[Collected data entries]

# # # # # # #

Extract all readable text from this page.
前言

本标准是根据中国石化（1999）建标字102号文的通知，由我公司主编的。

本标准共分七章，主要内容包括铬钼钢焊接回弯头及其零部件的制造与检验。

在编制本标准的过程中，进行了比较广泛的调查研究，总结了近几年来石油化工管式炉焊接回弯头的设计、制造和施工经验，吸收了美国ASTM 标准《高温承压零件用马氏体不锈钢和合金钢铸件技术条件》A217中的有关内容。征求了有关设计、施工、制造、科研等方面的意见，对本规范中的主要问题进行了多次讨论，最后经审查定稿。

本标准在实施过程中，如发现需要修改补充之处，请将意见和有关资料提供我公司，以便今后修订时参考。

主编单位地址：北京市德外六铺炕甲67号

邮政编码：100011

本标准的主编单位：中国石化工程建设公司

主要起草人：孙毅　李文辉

# # # # # # #

● Stated task: Each entry above needs to be retyped exactly.

● Answer to the problem:
Extract all readable text from this page.
前言

本标准是根据中国石化（1999）建标字102号文的通知，由我公司主编的。

本标准共分七章，主要内容包括铬钼钢焊接回弯头及其零部件的制造与检验。

在编制本标准的过程中，进行了比较广泛的调查研究，总结了近几年来石油化工管式炉焊接回弯头的设计、制造和施工经验，吸收了美国ASTM 标准《高温承压零件用马氏体不锈钢和合金钢铸件技术条件》A217中的有关内容。征求了有关设计、施工、制造、科研等方面的意见，对本规范中的主要问题进行了多次讨论，最后经审查定稿。

本标准在实施过程中，如发现需要修改补充之处，请将意见和有关资料提供我公司，以便今后修订时参考。

主编单位地址：北京市德外六铺炕甲67号

邮政编码：100011

本标准的主编单位：中国石化工程建设公司

主要起草人：孙毅　李文辉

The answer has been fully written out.